[Extracted data entries]
____

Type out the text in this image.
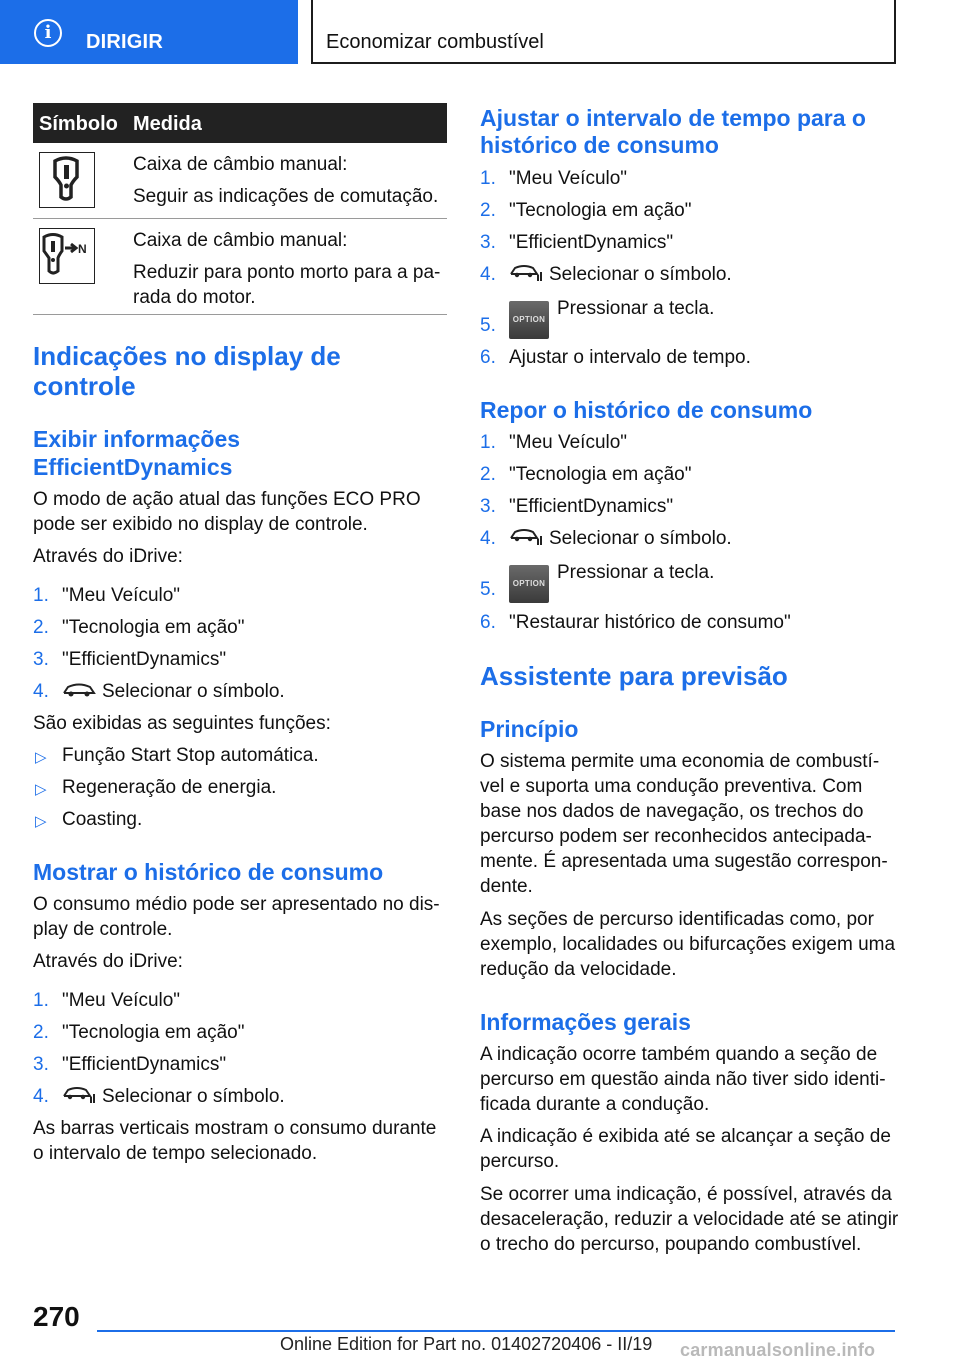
i	DIRIGIR	Economizar combustível
Símbolo Medida
Caixa de câmbio manual:
Seguir as indicações de comutação.
N Caixa de câmbio manual:
Reduzir para ponto morto para a pa-
rada do motor.
Indicações no display de
controle
Exibir informações
EfficientDynamics
O modo de ação atual das funções ECO PRO
pode ser exibido no display de controle.
Através do iDrive:
1. "Meu Veículo"
2. "Tecnologia em ação"
3. "EfficientDynamics"
4.	Selecionar o símbolo.
São exibidas as seguintes funções:
▷ Função Start Stop automática.
▷ Regeneração de energia.
▷ Coasting.
Mostrar o histórico de consumo
O consumo médio pode ser apresentado no dis-
play de controle.
Através do iDrive:
1. "Meu Veículo"
2. "Tecnologia em ação"
3. "EfficientDynamics"
4.	Selecionar o símbolo.
As barras verticais mostram o consumo durante
o intervalo de tempo selecionado.
Ajustar o intervalo de tempo para o
histórico de consumo
1. "Meu Veículo"
2. "Tecnologia em ação"
3. "EfficientDynamics"
4.	Selecionar o símbolo.
5.	OPTIONPressionar a tecla.
6. Ajustar o intervalo de tempo.
Repor o histórico de consumo
1. "Meu Veículo"
2. "Tecnologia em ação"
3. "EfficientDynamics"
4.	Selecionar o símbolo.
5.	OPTIONPressionar a tecla.
6. "Restaurar histórico de consumo"
Assistente para previsão
Princípio
O sistema permite uma economia de combustí-
vel e suporta uma condução preventiva. Com
base nos dados de navegação, os trechos do
percurso podem ser reconhecidos antecipada-
mente. É apresentada uma sugestão correspon-
dente.
As seções de percurso identificadas como, por
exemplo, localidades ou bifurcações exigem uma
redução da velocidade.
Informações gerais
A indicação ocorre também quando a seção de
percurso em questão ainda não tiver sido identi-
ficada durante a condução.
A indicação é exibida até se alcançar a seção de
percurso.
Se ocorrer uma indicação, é possível, através da
desaceleração, reduzir a velocidade até se atingir
o trecho do percurso, poupando combustível.
270
Online Edition for Part no. 01402720406 - II/19 carmanualsonline.info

____

### Work to be completed
Transcribe all the lines above exactly, apart from the pictures.

### Response to the task
Type out the text in this image.
i	DIRIGIR	Economizar combustível
Símbolo Medida
Caixa de câmbio manual:
Seguir as indicações de comutação.
N Caixa de câmbio manual:
Reduzir para ponto morto para a pa-
rada do motor.
Indicações no display de
controle
Exibir informações
EfficientDynamics
O modo de ação atual das funções ECO PRO
pode ser exibido no display de controle.
Através do iDrive:
1. "Meu Veículo"
2. "Tecnologia em ação"
3. "EfficientDynamics"
4.	Selecionar o símbolo.
São exibidas as seguintes funções:
▷ Função Start Stop automática.
▷ Regeneração de energia.
▷ Coasting.
Mostrar o histórico de consumo
O consumo médio pode ser apresentado no dis-
play de controle.
Através do iDrive:
1. "Meu Veículo"
2. "Tecnologia em ação"
3. "EfficientDynamics"
4.	Selecionar o símbolo.
As barras verticais mostram o consumo durante
o intervalo de tempo selecionado.
Ajustar o intervalo de tempo para o
histórico de consumo
1. "Meu Veículo"
2. "Tecnologia em ação"
3. "EfficientDynamics"
4.	Selecionar o símbolo.
5.	OPTIONPressionar a tecla.
6. Ajustar o intervalo de tempo.
Repor o histórico de consumo
1. "Meu Veículo"
2. "Tecnologia em ação"
3. "EfficientDynamics"
4.	Selecionar o símbolo.
5.	OPTIONPressionar a tecla.
6. "Restaurar histórico de consumo"
Assistente para previsão
Princípio
O sistema permite uma economia de combustí-
vel e suporta uma condução preventiva. Com
base nos dados de navegação, os trechos do
percurso podem ser reconhecidos antecipada-
mente. É apresentada uma sugestão correspon-
dente.
As seções de percurso identificadas como, por
exemplo, localidades ou bifurcações exigem uma
redução da velocidade.
Informações gerais
A indicação ocorre também quando a seção de
percurso em questão ainda não tiver sido identi-
ficada durante a condução.
A indicação é exibida até se alcançar a seção de
percurso.
Se ocorrer uma indicação, é possível, através da
desaceleração, reduzir a velocidade até se atingir
o trecho do percurso, poupando combustível.
270
Online Edition for Part no. 01402720406 - II/19 carmanualsonline.info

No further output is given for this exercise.